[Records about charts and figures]
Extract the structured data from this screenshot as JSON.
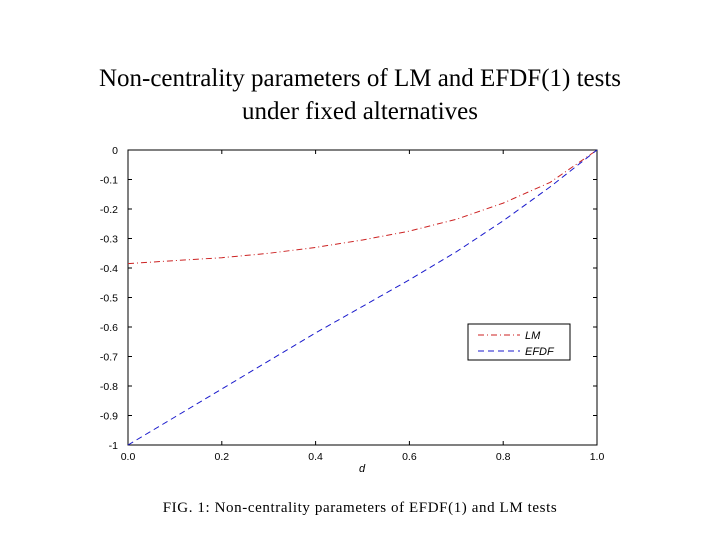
{
  "slide": {
    "title_line1": "Non-centrality parameters of LM and EFDF(1) tests",
    "title_line2": "under fixed alternatives"
  },
  "caption": {
    "label": "FIG. 1:",
    "text": "Non-centrality parameters of EFDF(1) and LM tests"
  },
  "colors": {
    "lm": "#cc2222",
    "efdf": "#1a1acc",
    "axis": "#000000"
  },
  "chart_data": {
    "type": "line",
    "title": "",
    "xlabel": "d",
    "ylabel": "",
    "xlim": [
      0.0,
      1.0
    ],
    "ylim": [
      -1.0,
      0.0
    ],
    "xticks": [
      "0.0",
      "0.2",
      "0.4",
      "0.6",
      "0.8",
      "1.0"
    ],
    "yticks": [
      "0",
      "-0.1",
      "-0.2",
      "-0.3",
      "-0.4",
      "-0.5",
      "-0.6",
      "-0.7",
      "-0.8",
      "-0.9",
      "-1"
    ],
    "grid": false,
    "legend": "center-right",
    "series": [
      {
        "name": "LM",
        "style": "dashdot",
        "x": [
          0.0,
          0.1,
          0.2,
          0.3,
          0.4,
          0.5,
          0.6,
          0.7,
          0.8,
          0.9,
          1.0
        ],
        "y": [
          -0.385,
          -0.375,
          -0.365,
          -0.35,
          -0.33,
          -0.305,
          -0.275,
          -0.235,
          -0.18,
          -0.11,
          0.0
        ]
      },
      {
        "name": "EFDF",
        "style": "dashed",
        "x": [
          0.0,
          0.1,
          0.2,
          0.3,
          0.4,
          0.5,
          0.6,
          0.7,
          0.8,
          0.9,
          1.0
        ],
        "y": [
          -1.0,
          -0.905,
          -0.81,
          -0.715,
          -0.62,
          -0.53,
          -0.44,
          -0.345,
          -0.24,
          -0.125,
          0.0
        ]
      }
    ]
  }
}
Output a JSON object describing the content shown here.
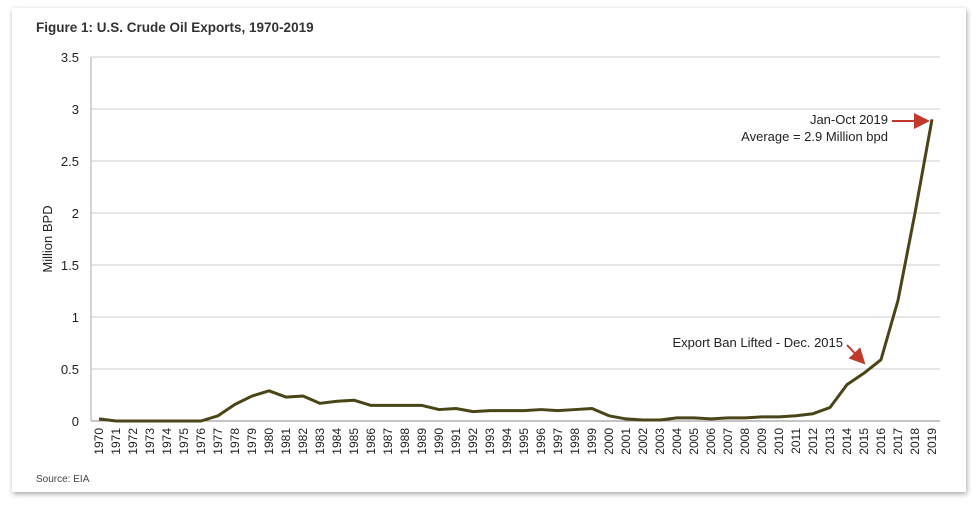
{
  "chart_data": {
    "type": "line",
    "title": "Figure 1: U.S. Crude Oil Exports, 1970-2019",
    "ylabel": "Million BPD",
    "xlabel": "",
    "ylim": [
      0,
      3.5
    ],
    "yticks": [
      "0",
      "0.5",
      "1",
      "1.5",
      "2",
      "2.5",
      "3",
      "3.5"
    ],
    "grid": true,
    "x": [
      1970,
      1971,
      1972,
      1973,
      1974,
      1975,
      1976,
      1977,
      1978,
      1979,
      1980,
      1981,
      1982,
      1983,
      1984,
      1985,
      1986,
      1987,
      1988,
      1989,
      1990,
      1991,
      1992,
      1993,
      1994,
      1995,
      1996,
      1997,
      1998,
      1999,
      2000,
      2001,
      2002,
      2003,
      2004,
      2005,
      2006,
      2007,
      2008,
      2009,
      2010,
      2011,
      2012,
      2013,
      2014,
      2015,
      2016,
      2017,
      2018,
      2019
    ],
    "series": [
      {
        "name": "U.S. Crude Oil Exports",
        "color": "#4a4518",
        "values": [
          0.02,
          0,
          0,
          0,
          0,
          0,
          0,
          0.05,
          0.16,
          0.24,
          0.29,
          0.23,
          0.24,
          0.17,
          0.19,
          0.2,
          0.15,
          0.15,
          0.15,
          0.15,
          0.11,
          0.12,
          0.09,
          0.1,
          0.1,
          0.1,
          0.11,
          0.1,
          0.11,
          0.12,
          0.05,
          0.02,
          0.01,
          0.01,
          0.03,
          0.03,
          0.02,
          0.03,
          0.03,
          0.04,
          0.04,
          0.05,
          0.07,
          0.13,
          0.35,
          0.46,
          0.59,
          1.16,
          2.0,
          2.9
        ]
      }
    ],
    "annotations": [
      {
        "lines": [
          "Jan-Oct 2019",
          "Average = 2.9 Million bpd"
        ],
        "x": 2019,
        "y": 2.9
      },
      {
        "lines": [
          "Export Ban Lifted - Dec. 2015"
        ],
        "x": 2015.5,
        "y": 0.52
      }
    ],
    "source": "Source: EIA"
  }
}
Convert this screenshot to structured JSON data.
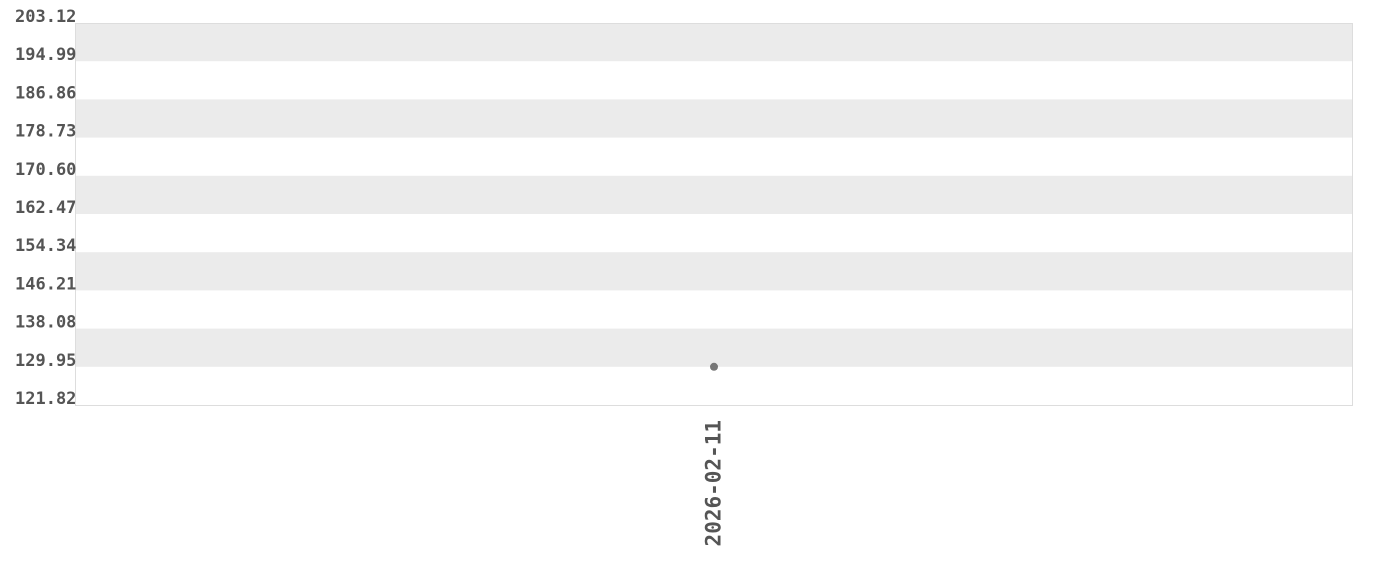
{
  "chart_data": {
    "type": "scatter",
    "title": "",
    "xlabel": "",
    "ylabel": "",
    "x_categories": [
      "2026-02-11"
    ],
    "y_ticks": [
      "121.82",
      "129.95",
      "138.08",
      "146.21",
      "154.34",
      "162.47",
      "170.60",
      "178.73",
      "186.86",
      "194.99",
      "203.12"
    ],
    "ylim": [
      121.82,
      203.12
    ],
    "series": [
      {
        "points": [
          {
            "x": "2026-02-11",
            "y": 129.95
          }
        ]
      }
    ],
    "grid": "alternating horizontal bands",
    "colors": {
      "band": "#ebebeb",
      "point": "#777777",
      "text": "#555555",
      "border": "#dddddd"
    }
  }
}
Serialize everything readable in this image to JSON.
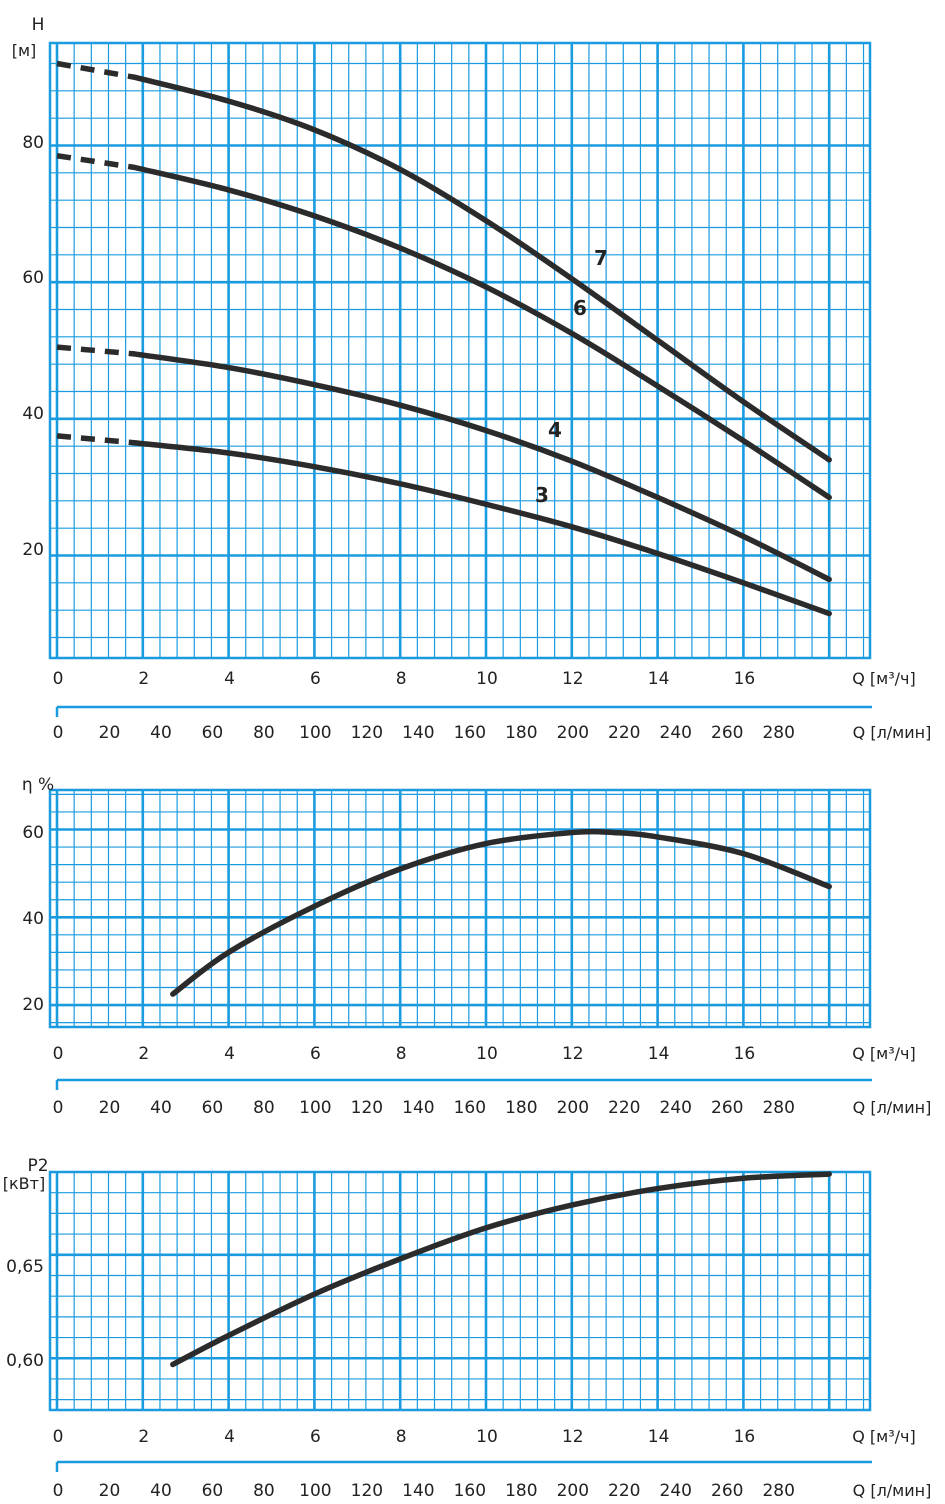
{
  "colors": {
    "grid": "#1a9be0",
    "curve": "#2b2b2b",
    "text": "#222222"
  },
  "x_axes": {
    "m3h": {
      "unit": "Q [м³/ч]",
      "ticks": [
        "0",
        "2",
        "4",
        "6",
        "8",
        "10",
        "12",
        "14",
        "16"
      ]
    },
    "lmin": {
      "unit": "Q [л/мин]",
      "ticks": [
        "0",
        "20",
        "40",
        "60",
        "80",
        "100",
        "120",
        "140",
        "160",
        "180",
        "200",
        "220",
        "240",
        "260",
        "280"
      ]
    }
  },
  "chart_data": [
    {
      "type": "line",
      "ylabel_top": "H",
      "ylabel_unit": "[м]",
      "ytick_labels": [
        "20",
        "40",
        "60",
        "80"
      ],
      "ylim": [
        5,
        95
      ],
      "xlim": [
        0,
        19
      ],
      "grid": true,
      "series": [
        {
          "name": "7",
          "dashed_segment": [
            [
              0,
              92.0
            ],
            [
              1.8,
              90.0
            ]
          ],
          "points": [
            [
              1.8,
              90.0
            ],
            [
              4,
              86.5
            ],
            [
              6,
              82.3
            ],
            [
              8,
              76.5
            ],
            [
              10,
              69.0
            ],
            [
              12,
              60.5
            ],
            [
              14,
              51.5
            ],
            [
              16,
              42.5
            ],
            [
              18,
              34.0
            ]
          ]
        },
        {
          "name": "6",
          "dashed_segment": [
            [
              0,
              78.5
            ],
            [
              1.8,
              76.8
            ]
          ],
          "points": [
            [
              1.8,
              76.8
            ],
            [
              4,
              73.5
            ],
            [
              6,
              69.7
            ],
            [
              8,
              65.0
            ],
            [
              10,
              59.3
            ],
            [
              12,
              52.5
            ],
            [
              14,
              44.8
            ],
            [
              16,
              36.8
            ],
            [
              18,
              28.5
            ]
          ]
        },
        {
          "name": "4",
          "dashed_segment": [
            [
              0,
              50.5
            ],
            [
              1.8,
              49.5
            ]
          ],
          "points": [
            [
              1.8,
              49.5
            ],
            [
              4,
              47.5
            ],
            [
              6,
              45.0
            ],
            [
              8,
              42.0
            ],
            [
              10,
              38.3
            ],
            [
              12,
              33.8
            ],
            [
              14,
              28.5
            ],
            [
              16,
              22.8
            ],
            [
              18,
              16.5
            ]
          ]
        },
        {
          "name": "3",
          "dashed_segment": [
            [
              0,
              37.5
            ],
            [
              1.8,
              36.5
            ]
          ],
          "points": [
            [
              1.8,
              36.5
            ],
            [
              4,
              35.0
            ],
            [
              6,
              33.0
            ],
            [
              8,
              30.5
            ],
            [
              10,
              27.5
            ],
            [
              12,
              24.2
            ],
            [
              14,
              20.3
            ],
            [
              16,
              16.0
            ],
            [
              18,
              11.5
            ]
          ]
        }
      ]
    },
    {
      "type": "line",
      "ylabel_top": "η %",
      "ylabel_unit": "",
      "ytick_labels": [
        "20",
        "40",
        "60"
      ],
      "ylim": [
        15,
        69
      ],
      "xlim": [
        0,
        19
      ],
      "grid": true,
      "series": [
        {
          "points": [
            [
              2.7,
              22.5
            ],
            [
              4,
              32.0
            ],
            [
              6,
              42.5
            ],
            [
              8,
              51.0
            ],
            [
              10,
              56.8
            ],
            [
              12,
              59.3
            ],
            [
              13,
              59.3
            ],
            [
              14,
              58.3
            ],
            [
              16,
              54.5
            ],
            [
              18,
              47.0
            ]
          ]
        }
      ]
    },
    {
      "type": "line",
      "ylabel_top": "P2",
      "ylabel_unit": "[кВт]",
      "ytick_labels": [
        "0,60",
        "0,65"
      ],
      "ylim": [
        0.575,
        0.69
      ],
      "xlim": [
        0,
        19
      ],
      "grid": true,
      "series": [
        {
          "points": [
            [
              2.7,
              0.597
            ],
            [
              4,
              0.611
            ],
            [
              6,
              0.631
            ],
            [
              8,
              0.648
            ],
            [
              10,
              0.663
            ],
            [
              12,
              0.674
            ],
            [
              14,
              0.682
            ],
            [
              16,
              0.687
            ],
            [
              18,
              0.689
            ]
          ]
        }
      ]
    }
  ]
}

> Exercise instructions:
Gather each line of the records holding the string "screenshot".

> Result below:
Extract the structured data from this screenshot as JSON.
Convert this screenshot to structured JSON data.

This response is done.